# TO DO
Gather every line of the listing below that contains the string "Monospatieret", and copy each one in full.

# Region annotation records
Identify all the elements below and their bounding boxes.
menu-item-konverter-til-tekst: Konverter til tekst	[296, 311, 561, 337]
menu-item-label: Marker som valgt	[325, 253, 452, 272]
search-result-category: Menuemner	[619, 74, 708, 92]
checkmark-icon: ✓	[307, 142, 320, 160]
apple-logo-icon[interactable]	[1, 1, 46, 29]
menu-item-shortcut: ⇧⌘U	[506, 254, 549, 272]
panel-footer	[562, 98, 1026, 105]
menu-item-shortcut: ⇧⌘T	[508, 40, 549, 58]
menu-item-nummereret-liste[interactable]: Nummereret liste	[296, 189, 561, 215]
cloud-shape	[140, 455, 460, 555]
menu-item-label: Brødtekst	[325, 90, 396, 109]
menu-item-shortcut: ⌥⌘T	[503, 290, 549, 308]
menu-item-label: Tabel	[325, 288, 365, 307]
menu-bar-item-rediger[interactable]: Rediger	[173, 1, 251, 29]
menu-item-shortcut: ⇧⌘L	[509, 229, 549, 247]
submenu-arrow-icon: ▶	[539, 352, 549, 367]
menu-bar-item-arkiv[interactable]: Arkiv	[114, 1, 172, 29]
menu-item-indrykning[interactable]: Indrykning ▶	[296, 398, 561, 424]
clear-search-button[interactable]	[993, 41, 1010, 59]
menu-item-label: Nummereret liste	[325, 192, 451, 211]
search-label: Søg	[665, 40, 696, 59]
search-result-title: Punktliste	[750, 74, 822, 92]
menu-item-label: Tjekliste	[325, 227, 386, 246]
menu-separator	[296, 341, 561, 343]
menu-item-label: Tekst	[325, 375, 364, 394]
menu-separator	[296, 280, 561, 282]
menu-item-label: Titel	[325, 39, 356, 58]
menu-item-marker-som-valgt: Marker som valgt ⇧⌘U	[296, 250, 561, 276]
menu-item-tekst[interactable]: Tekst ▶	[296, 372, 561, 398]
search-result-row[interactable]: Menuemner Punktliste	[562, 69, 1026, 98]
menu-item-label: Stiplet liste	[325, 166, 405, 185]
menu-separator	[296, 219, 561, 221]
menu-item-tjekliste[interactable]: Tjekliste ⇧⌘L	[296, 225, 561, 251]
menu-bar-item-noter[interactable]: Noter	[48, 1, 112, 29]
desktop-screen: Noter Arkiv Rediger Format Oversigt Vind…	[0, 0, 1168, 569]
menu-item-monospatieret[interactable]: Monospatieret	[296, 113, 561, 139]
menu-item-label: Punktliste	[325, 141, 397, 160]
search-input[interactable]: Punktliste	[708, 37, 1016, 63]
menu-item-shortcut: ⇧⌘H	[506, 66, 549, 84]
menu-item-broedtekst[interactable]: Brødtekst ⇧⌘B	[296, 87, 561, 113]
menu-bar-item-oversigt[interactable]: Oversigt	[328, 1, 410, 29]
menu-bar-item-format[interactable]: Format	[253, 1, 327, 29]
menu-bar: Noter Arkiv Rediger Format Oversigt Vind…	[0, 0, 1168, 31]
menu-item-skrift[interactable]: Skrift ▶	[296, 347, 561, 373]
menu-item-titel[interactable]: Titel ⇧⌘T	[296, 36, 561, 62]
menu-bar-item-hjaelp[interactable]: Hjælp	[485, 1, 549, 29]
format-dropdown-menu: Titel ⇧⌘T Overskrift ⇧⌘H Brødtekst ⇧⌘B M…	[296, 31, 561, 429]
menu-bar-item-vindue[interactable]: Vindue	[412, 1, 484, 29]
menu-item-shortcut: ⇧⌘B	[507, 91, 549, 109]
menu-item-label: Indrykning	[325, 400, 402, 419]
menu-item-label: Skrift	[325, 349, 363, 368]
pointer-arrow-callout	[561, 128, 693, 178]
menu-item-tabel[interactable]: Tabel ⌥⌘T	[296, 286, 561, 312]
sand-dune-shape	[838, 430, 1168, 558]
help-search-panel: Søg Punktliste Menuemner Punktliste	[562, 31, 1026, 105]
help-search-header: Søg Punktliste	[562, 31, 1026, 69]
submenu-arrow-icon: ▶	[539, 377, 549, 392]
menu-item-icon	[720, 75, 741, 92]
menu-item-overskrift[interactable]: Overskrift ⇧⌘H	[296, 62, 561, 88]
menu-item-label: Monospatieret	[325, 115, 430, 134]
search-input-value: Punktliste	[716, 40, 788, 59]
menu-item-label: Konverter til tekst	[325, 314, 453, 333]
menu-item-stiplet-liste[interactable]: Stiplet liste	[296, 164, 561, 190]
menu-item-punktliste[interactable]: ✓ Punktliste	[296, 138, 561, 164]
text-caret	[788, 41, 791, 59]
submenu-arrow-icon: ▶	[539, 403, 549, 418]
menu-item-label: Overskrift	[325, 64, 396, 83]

# THE REPLY
menu-item-monospatieret[interactable]: Monospatieret	[296, 113, 561, 139]
menu-item-label: Monospatieret	[325, 115, 430, 134]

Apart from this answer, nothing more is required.